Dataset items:
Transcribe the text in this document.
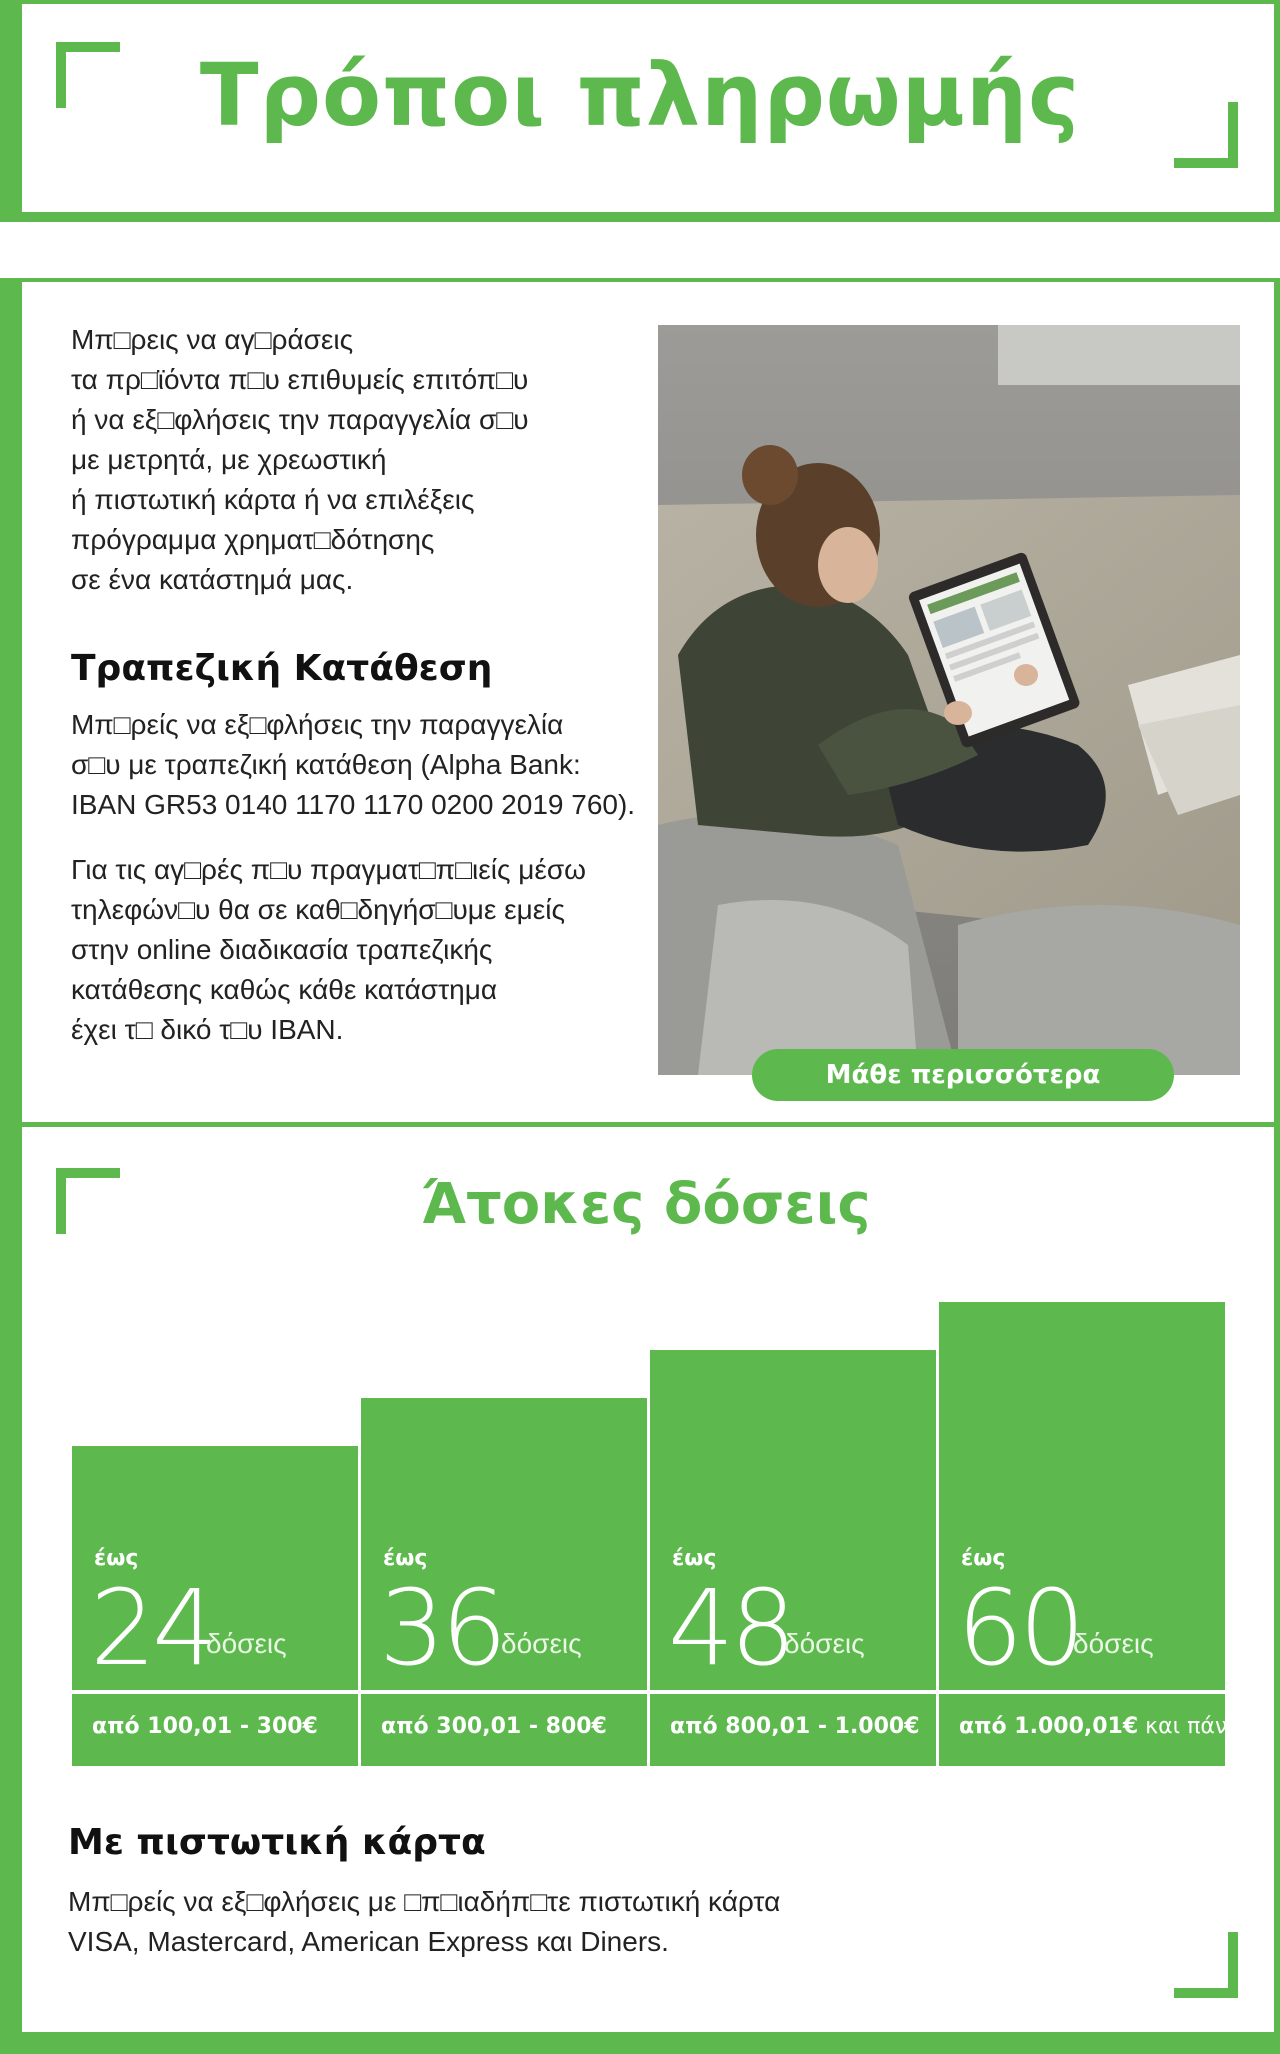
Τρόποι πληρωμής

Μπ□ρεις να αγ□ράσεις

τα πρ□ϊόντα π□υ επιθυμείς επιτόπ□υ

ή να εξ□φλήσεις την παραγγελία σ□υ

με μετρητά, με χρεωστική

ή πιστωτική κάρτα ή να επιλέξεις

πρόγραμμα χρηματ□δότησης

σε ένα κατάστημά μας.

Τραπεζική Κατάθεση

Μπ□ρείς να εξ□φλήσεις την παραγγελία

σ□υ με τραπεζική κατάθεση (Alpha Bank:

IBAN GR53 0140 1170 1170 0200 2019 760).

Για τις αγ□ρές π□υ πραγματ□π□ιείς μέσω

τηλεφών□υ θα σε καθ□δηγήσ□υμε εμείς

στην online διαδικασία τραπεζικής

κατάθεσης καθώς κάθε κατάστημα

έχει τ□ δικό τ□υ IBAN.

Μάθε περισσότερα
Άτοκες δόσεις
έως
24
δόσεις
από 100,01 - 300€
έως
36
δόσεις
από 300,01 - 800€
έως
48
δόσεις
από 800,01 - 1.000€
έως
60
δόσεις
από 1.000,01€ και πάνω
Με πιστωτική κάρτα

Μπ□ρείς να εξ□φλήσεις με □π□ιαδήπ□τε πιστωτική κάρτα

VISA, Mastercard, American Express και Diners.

[Task goal]: From the listing, extract all text exactly as given and drop any picture.

[Task solution]:
Transcribe the text in this document.
Τρόποι πληρωμής

Μπ□ρεις να αγ□ράσεις

τα πρ□ϊόντα π□υ επιθυμείς επιτόπ□υ

ή να εξ□φλήσεις την παραγγελία σ□υ

με μετρητά, με χρεωστική

ή πιστωτική κάρτα ή να επιλέξεις

πρόγραμμα χρηματ□δότησης

σε ένα κατάστημά μας.

Τραπεζική Κατάθεση

Μπ□ρείς να εξ□φλήσεις την παραγγελία

σ□υ με τραπεζική κατάθεση (Alpha Bank:

IBAN GR53 0140 1170 1170 0200 2019 760).

Για τις αγ□ρές π□υ πραγματ□π□ιείς μέσω

τηλεφών□υ θα σε καθ□δηγήσ□υμε εμείς

στην online διαδικασία τραπεζικής

κατάθεσης καθώς κάθε κατάστημα

έχει τ□ δικό τ□υ IBAN.

Μάθε περισσότερα
Άτοκες δόσεις
έως
24
δόσεις
από 100,01 - 300€
έως
36
δόσεις
από 300,01 - 800€
έως
48
δόσεις
από 800,01 - 1.000€
έως
60
δόσεις
από 1.000,01€ και πάνω
Με πιστωτική κάρτα

Μπ□ρείς να εξ□φλήσεις με □π□ιαδήπ□τε πιστωτική κάρτα

VISA, Mastercard, American Express και Diners.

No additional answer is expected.